> [Short problem] Filter the entries, keeping every line with the word "JSON".

Stored entries:

* BEGIN *

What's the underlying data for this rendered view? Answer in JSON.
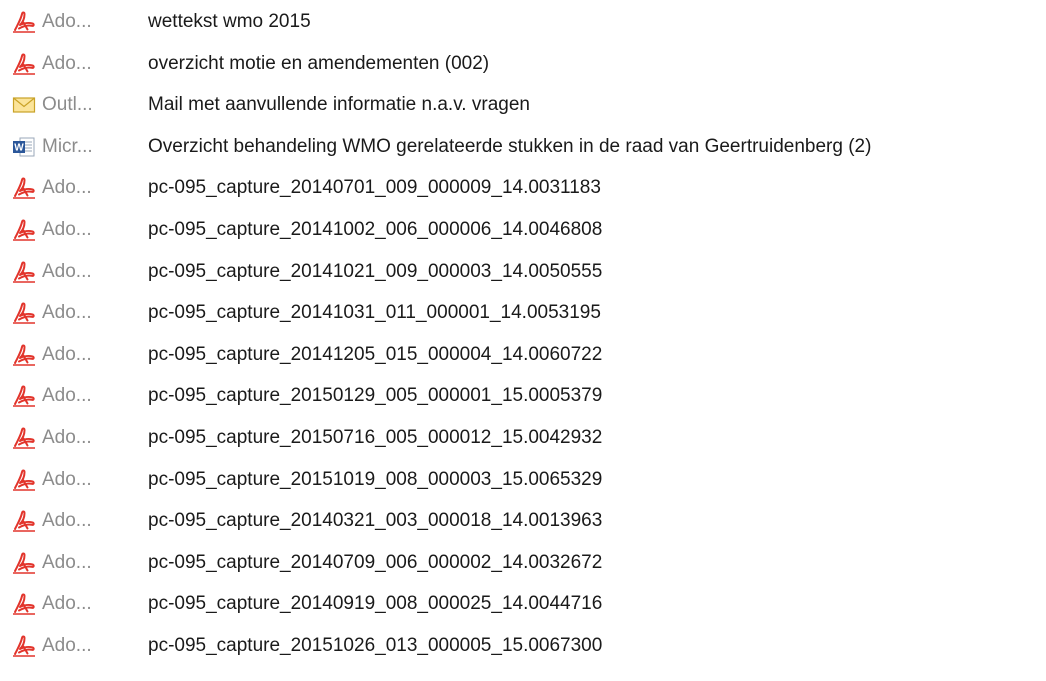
{
  "files": [
    {
      "icon": "pdf-icon",
      "type": "Ado...",
      "name": "wettekst  wmo 2015"
    },
    {
      "icon": "pdf-icon",
      "type": "Ado...",
      "name": "overzicht motie en amendementen (002)"
    },
    {
      "icon": "mail-icon",
      "type": "Outl...",
      "name": "Mail met aanvullende informatie n.a.v. vragen"
    },
    {
      "icon": "word-icon",
      "type": "Micr...",
      "name": "Overzicht behandeling WMO gerelateerde stukken in de raad van Geertruidenberg (2)"
    },
    {
      "icon": "pdf-icon",
      "type": "Ado...",
      "name": "pc-095_capture_20140701_009_000009_14.0031183"
    },
    {
      "icon": "pdf-icon",
      "type": "Ado...",
      "name": "pc-095_capture_20141002_006_000006_14.0046808"
    },
    {
      "icon": "pdf-icon",
      "type": "Ado...",
      "name": "pc-095_capture_20141021_009_000003_14.0050555"
    },
    {
      "icon": "pdf-icon",
      "type": "Ado...",
      "name": "pc-095_capture_20141031_011_000001_14.0053195"
    },
    {
      "icon": "pdf-icon",
      "type": "Ado...",
      "name": "pc-095_capture_20141205_015_000004_14.0060722"
    },
    {
      "icon": "pdf-icon",
      "type": "Ado...",
      "name": "pc-095_capture_20150129_005_000001_15.0005379"
    },
    {
      "icon": "pdf-icon",
      "type": "Ado...",
      "name": "pc-095_capture_20150716_005_000012_15.0042932"
    },
    {
      "icon": "pdf-icon",
      "type": "Ado...",
      "name": "pc-095_capture_20151019_008_000003_15.0065329"
    },
    {
      "icon": "pdf-icon",
      "type": "Ado...",
      "name": "pc-095_capture_20140321_003_000018_14.0013963"
    },
    {
      "icon": "pdf-icon",
      "type": "Ado...",
      "name": "pc-095_capture_20140709_006_000002_14.0032672"
    },
    {
      "icon": "pdf-icon",
      "type": "Ado...",
      "name": "pc-095_capture_20140919_008_000025_14.0044716"
    },
    {
      "icon": "pdf-icon",
      "type": "Ado...",
      "name": "pc-095_capture_20151026_013_000005_15.0067300"
    }
  ],
  "colors": {
    "pdf": "#e2342b",
    "mail_fill": "#fbe49a",
    "mail_stroke": "#c9a227",
    "word": "#2b579a",
    "type_text": "#8c8c8c",
    "name_text": "#1a1a1a"
  }
}
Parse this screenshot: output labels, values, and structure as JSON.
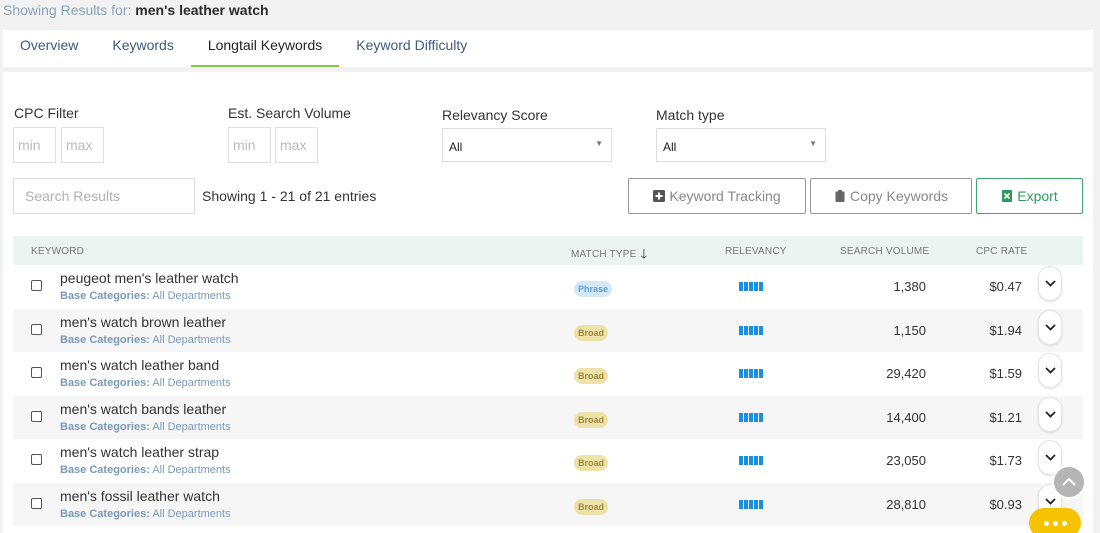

* END *

> [Output for this task]
What's the underlying data for this rendered view? Answer in JSON.
Parse this screenshot: output labels, values, and structure as JSON.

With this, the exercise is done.